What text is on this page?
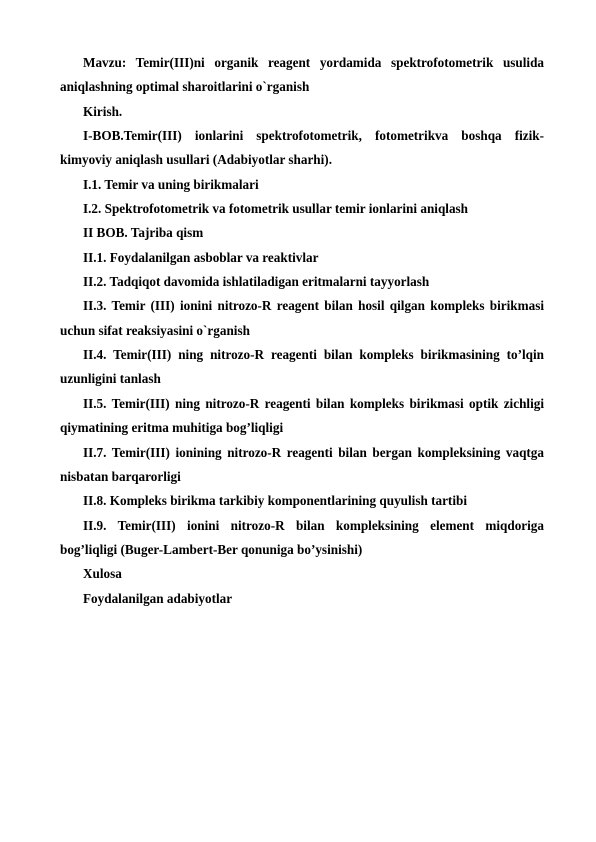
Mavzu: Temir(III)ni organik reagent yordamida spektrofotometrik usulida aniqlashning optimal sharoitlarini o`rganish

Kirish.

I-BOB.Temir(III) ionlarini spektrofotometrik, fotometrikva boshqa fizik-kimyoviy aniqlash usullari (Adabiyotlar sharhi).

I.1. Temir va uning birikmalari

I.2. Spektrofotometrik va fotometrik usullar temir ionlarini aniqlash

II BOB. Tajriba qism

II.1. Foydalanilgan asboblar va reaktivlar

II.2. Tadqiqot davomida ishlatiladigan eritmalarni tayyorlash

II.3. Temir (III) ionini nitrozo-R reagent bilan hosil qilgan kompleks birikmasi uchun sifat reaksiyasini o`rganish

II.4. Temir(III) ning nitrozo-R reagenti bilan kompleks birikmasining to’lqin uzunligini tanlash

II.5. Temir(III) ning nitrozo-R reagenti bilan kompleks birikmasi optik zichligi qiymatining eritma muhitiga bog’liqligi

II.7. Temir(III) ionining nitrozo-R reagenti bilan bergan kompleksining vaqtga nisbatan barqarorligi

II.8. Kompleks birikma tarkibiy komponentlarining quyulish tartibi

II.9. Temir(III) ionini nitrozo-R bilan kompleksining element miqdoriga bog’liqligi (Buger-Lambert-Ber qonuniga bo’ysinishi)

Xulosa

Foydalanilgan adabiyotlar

============

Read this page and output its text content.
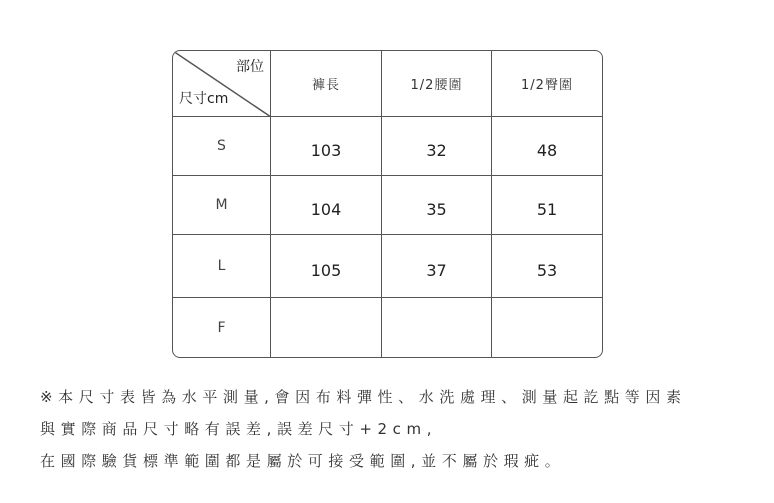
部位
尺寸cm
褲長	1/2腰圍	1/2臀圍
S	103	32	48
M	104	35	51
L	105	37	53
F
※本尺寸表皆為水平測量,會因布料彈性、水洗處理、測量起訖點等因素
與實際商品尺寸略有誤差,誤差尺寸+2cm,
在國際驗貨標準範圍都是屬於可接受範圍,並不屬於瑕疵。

============

Task brief
How many lines in the listing above contain the string "page"? Answer with the number only.

Response for this exercise
2